--- Provided information ---
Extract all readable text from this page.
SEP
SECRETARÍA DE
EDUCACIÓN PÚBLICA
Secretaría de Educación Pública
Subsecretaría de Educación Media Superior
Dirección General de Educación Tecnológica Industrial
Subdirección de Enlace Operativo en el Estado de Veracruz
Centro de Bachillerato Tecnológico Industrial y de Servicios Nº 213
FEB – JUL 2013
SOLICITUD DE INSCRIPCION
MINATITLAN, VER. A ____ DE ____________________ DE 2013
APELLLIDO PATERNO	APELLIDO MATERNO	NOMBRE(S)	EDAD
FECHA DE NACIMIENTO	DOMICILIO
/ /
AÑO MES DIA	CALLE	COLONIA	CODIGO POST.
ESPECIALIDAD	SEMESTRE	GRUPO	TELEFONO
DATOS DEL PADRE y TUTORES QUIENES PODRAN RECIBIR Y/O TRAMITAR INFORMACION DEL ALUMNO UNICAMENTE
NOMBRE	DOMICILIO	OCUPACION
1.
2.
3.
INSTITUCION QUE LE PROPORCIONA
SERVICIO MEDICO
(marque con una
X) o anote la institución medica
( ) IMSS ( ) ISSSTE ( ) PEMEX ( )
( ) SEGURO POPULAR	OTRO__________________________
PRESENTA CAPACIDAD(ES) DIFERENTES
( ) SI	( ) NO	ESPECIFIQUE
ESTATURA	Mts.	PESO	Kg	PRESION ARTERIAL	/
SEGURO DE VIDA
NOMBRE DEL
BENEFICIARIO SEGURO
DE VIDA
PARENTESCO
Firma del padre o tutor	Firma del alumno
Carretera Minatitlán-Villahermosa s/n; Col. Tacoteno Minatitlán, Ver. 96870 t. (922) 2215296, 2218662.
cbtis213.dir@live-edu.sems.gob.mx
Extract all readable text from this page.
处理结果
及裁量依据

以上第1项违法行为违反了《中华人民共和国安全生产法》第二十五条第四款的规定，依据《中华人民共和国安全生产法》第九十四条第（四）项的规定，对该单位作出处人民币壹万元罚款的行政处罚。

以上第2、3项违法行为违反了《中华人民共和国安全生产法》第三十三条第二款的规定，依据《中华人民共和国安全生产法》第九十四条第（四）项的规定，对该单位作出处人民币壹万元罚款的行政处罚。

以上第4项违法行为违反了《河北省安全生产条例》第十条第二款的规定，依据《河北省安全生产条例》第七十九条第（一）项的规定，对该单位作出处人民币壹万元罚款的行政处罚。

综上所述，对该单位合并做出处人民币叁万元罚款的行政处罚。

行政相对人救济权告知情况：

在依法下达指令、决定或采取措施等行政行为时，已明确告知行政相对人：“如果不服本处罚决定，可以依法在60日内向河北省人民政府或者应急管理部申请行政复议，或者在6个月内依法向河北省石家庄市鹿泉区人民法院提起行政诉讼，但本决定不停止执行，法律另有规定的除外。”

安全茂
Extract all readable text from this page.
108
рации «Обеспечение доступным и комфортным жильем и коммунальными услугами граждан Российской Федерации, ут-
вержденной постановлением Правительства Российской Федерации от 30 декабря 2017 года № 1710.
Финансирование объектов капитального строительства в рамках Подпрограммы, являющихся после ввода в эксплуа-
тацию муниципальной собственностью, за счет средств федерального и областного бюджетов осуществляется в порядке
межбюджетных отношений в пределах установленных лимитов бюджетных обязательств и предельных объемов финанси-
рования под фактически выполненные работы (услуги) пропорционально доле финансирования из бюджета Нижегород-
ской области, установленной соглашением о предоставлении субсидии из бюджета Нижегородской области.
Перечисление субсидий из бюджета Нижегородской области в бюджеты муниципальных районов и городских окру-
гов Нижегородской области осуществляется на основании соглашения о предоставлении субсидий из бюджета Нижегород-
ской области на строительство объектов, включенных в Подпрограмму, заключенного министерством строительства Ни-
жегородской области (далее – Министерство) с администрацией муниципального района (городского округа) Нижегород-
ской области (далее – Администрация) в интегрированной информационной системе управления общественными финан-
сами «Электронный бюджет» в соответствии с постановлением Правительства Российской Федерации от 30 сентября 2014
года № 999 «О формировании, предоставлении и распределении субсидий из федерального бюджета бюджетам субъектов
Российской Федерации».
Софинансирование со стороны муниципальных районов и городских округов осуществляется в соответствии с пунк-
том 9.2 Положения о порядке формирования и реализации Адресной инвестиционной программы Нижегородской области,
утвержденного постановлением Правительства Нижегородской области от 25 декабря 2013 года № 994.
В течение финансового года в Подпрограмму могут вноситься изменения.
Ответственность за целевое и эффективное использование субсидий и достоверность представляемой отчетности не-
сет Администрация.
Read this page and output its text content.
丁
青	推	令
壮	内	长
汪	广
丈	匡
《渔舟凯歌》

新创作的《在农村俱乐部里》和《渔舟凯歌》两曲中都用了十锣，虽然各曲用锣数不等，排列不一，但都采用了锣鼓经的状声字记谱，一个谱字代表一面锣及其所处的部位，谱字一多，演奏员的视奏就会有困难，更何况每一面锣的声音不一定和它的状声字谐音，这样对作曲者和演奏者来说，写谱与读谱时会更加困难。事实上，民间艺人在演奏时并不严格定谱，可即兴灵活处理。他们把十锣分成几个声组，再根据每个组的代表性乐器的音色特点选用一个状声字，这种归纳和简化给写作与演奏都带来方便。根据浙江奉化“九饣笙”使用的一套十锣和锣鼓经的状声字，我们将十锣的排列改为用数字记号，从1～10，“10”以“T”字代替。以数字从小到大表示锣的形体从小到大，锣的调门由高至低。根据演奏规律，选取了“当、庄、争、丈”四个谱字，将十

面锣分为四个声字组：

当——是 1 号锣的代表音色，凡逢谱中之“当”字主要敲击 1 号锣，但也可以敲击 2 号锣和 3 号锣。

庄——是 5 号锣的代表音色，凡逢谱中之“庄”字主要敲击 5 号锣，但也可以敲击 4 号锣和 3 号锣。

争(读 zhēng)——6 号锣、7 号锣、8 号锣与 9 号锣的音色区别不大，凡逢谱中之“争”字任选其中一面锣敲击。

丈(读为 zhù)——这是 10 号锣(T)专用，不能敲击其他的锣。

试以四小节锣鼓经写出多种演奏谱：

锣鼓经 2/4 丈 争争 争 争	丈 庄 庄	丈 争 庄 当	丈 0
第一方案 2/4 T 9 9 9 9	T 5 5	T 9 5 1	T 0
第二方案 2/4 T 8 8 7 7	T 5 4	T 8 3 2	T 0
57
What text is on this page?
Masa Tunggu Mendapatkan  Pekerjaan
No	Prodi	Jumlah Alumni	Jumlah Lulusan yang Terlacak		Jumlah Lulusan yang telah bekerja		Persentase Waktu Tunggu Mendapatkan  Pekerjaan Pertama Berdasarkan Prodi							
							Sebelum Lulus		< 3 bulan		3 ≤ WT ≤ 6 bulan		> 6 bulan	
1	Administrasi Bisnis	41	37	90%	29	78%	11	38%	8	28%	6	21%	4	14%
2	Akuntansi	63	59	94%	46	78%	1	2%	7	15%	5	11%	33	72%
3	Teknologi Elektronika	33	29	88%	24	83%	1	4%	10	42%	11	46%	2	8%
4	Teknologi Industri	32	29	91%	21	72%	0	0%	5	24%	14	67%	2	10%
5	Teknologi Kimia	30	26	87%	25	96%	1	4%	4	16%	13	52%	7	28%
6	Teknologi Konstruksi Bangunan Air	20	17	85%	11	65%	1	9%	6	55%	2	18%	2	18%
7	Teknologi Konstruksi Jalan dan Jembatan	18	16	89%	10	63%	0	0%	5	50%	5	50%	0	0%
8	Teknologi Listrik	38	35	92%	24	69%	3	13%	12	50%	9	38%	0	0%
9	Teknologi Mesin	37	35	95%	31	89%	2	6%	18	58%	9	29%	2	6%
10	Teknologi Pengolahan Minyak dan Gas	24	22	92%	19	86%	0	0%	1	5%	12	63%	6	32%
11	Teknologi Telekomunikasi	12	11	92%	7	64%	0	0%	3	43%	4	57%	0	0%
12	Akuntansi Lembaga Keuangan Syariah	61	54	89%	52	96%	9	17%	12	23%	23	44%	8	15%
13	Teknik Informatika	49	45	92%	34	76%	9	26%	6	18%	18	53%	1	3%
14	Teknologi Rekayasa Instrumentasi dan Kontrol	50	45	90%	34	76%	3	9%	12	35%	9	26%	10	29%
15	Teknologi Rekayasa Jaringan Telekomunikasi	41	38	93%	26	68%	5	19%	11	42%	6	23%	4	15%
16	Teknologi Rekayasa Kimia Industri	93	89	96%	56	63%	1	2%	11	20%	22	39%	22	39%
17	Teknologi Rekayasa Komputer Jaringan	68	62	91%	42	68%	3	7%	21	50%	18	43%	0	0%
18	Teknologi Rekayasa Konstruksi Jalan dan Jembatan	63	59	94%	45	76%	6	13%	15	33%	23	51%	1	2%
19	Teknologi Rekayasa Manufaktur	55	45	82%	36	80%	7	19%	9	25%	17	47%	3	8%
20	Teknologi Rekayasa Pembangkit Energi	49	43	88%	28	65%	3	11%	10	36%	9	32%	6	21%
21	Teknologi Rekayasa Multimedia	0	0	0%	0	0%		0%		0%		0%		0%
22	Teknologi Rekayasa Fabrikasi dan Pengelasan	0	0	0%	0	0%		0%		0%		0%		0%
---
| Task to complete |
Select all lines in the listing that include the word "Kimia".

| Answer below |
5	Teknologi Kimia	30	26	87%	25	96%	1	4%	4	16%	13	52%	7	28%
16	Teknologi Rekayasa Kimia Industri	93	89	96%	56	63%	1	2%	11	20%	22	39%	22	39%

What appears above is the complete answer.